▶ Figure content listings:
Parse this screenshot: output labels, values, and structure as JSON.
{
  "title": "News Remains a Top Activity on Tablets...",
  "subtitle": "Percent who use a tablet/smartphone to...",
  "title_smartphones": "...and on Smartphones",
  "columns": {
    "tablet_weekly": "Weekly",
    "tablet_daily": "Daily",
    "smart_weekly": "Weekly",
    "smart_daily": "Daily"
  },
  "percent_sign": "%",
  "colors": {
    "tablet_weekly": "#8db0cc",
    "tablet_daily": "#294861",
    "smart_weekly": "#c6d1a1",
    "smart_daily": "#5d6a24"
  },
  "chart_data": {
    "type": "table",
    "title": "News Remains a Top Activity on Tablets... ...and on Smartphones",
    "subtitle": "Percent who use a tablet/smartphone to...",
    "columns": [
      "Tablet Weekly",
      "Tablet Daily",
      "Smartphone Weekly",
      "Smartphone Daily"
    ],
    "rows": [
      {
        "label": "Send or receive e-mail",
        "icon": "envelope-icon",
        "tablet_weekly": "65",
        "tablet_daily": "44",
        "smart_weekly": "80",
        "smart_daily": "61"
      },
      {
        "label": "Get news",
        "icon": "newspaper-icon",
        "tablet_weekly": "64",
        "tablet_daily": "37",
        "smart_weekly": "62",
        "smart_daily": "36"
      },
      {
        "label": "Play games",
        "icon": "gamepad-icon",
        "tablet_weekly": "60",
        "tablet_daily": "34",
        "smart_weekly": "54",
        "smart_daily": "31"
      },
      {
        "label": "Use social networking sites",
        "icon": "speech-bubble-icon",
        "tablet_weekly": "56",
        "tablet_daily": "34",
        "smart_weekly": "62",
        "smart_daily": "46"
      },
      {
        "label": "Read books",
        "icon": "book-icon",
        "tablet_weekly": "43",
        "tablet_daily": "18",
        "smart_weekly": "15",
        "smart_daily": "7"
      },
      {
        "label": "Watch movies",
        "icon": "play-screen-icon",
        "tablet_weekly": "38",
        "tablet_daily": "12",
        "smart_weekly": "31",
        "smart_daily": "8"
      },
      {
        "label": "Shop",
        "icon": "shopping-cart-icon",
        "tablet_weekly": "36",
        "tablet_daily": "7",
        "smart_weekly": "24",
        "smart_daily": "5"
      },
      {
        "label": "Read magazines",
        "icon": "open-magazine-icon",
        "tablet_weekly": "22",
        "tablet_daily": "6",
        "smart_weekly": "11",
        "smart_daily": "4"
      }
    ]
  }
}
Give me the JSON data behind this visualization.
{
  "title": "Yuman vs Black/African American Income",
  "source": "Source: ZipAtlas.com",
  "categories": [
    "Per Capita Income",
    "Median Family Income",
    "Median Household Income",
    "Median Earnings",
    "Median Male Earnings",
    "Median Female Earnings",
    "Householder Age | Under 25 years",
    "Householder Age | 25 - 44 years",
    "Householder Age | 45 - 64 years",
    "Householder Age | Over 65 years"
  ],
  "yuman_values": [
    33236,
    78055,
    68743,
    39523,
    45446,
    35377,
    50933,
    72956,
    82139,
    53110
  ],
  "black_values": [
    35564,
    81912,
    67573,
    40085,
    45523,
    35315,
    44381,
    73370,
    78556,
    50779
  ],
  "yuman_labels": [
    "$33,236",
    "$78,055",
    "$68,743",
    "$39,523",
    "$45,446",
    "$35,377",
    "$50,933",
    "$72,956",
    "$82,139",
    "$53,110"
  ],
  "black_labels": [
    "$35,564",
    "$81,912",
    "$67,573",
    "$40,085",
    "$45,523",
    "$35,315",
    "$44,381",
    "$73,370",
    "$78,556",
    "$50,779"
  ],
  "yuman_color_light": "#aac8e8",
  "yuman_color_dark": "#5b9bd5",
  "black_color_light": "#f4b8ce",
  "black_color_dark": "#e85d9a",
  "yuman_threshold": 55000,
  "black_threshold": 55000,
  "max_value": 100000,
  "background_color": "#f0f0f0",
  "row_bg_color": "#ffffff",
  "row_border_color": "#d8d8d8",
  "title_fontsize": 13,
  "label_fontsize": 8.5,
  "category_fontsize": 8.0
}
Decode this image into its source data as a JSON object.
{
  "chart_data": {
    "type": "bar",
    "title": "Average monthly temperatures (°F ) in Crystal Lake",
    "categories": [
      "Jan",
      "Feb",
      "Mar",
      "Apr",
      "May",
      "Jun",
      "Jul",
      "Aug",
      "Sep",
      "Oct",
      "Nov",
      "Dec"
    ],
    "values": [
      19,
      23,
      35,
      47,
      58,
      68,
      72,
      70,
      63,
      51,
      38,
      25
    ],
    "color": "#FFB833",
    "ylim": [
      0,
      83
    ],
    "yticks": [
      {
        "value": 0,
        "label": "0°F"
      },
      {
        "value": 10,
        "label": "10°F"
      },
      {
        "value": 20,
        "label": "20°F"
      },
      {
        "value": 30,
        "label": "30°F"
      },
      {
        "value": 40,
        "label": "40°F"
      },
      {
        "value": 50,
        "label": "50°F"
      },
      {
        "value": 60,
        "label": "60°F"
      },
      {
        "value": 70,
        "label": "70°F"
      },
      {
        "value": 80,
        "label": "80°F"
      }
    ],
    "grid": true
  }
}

▶ GOAL: Note each line of the entries that has "Householder" in it, and copy those lines.

▶ FINISHED EXERCISE:
    "Householder Age | Under 25 years",
    "Householder Age | 25 - 44 years",
    "Householder Age | 45 - 64 years",
    "Householder Age | Over 65 years"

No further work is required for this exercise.